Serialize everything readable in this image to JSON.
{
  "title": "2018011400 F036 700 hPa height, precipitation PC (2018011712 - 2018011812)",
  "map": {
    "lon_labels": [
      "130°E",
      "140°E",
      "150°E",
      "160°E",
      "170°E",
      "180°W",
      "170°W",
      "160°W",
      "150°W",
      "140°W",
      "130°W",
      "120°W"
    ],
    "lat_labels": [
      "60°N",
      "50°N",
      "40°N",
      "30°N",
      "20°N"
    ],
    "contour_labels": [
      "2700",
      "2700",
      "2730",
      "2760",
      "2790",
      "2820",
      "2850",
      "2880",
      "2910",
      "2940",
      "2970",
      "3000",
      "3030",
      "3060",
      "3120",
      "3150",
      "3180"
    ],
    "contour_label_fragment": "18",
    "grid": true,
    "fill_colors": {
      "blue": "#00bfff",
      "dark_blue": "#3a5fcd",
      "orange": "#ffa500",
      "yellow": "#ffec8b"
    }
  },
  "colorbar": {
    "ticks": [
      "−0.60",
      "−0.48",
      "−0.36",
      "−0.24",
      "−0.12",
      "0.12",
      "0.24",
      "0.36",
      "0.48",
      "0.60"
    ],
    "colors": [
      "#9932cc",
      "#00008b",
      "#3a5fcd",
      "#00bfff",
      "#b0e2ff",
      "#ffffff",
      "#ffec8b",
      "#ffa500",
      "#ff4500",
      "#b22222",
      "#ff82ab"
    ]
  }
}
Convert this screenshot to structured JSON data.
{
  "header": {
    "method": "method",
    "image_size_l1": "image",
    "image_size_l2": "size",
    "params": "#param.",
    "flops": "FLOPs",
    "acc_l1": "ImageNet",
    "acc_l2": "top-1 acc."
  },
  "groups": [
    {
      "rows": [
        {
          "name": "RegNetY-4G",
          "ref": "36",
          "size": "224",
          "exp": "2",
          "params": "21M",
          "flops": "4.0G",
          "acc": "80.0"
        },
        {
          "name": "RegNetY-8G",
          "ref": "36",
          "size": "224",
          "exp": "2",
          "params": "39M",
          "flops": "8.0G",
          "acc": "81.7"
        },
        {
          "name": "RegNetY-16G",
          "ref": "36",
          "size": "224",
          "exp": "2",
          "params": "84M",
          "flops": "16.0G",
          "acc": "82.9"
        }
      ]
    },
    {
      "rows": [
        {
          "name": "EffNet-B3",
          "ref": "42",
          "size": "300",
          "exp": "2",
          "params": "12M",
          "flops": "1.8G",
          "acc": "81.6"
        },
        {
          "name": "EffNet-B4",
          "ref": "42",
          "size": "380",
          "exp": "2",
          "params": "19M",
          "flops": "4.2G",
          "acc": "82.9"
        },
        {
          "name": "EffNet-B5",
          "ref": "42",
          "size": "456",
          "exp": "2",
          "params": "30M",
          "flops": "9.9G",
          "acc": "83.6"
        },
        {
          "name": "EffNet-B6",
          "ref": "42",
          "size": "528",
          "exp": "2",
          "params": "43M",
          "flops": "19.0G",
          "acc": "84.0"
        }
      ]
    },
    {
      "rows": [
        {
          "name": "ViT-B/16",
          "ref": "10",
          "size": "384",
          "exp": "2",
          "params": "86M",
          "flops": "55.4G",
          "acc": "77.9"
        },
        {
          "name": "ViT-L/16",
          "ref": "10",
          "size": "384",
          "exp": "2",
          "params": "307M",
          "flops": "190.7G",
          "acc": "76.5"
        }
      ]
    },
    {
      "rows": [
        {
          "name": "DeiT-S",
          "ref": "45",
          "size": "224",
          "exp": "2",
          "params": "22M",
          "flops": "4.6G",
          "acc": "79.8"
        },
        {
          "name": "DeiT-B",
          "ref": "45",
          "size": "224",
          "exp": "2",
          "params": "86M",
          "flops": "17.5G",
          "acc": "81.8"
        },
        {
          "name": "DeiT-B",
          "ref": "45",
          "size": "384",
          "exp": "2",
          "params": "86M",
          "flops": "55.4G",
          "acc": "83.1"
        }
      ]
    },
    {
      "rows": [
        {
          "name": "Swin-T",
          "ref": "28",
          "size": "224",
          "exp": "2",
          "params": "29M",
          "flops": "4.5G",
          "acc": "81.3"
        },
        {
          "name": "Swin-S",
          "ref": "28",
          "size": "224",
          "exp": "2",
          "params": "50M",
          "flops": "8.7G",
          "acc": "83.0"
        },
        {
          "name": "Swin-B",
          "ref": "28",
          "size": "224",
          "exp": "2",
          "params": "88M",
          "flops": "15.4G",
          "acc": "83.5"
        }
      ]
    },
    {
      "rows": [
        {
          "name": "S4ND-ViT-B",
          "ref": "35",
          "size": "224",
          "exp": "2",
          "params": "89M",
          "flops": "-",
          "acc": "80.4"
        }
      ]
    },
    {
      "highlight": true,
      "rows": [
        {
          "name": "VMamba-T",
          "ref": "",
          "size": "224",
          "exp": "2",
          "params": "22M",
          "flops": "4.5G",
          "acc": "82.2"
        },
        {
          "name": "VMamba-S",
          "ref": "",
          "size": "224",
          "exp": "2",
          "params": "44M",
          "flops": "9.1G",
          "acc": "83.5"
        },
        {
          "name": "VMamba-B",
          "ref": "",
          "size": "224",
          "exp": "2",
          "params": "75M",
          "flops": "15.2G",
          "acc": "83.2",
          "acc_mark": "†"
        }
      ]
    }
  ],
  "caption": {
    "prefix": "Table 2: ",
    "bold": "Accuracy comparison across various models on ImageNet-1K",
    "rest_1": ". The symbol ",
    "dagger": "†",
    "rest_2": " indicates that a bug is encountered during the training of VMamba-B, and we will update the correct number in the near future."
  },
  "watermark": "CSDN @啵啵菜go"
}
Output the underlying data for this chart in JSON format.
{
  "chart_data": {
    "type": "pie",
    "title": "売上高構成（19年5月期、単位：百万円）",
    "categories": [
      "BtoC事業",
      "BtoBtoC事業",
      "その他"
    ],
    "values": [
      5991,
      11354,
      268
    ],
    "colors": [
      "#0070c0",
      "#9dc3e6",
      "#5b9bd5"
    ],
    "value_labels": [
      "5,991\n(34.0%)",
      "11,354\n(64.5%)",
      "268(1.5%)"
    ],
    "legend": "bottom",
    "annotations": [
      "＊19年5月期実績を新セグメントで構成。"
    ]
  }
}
☆ ☆ ☆
### [Request]
Find "title". Copy every line it occurs in.

### [Response to the task]
  "title": "2018011400 F036 700 hPa height, precipitation PC (2018011712 - 2018011812)",
    "title": "売上高構成（19年5月期、単位：百万円）",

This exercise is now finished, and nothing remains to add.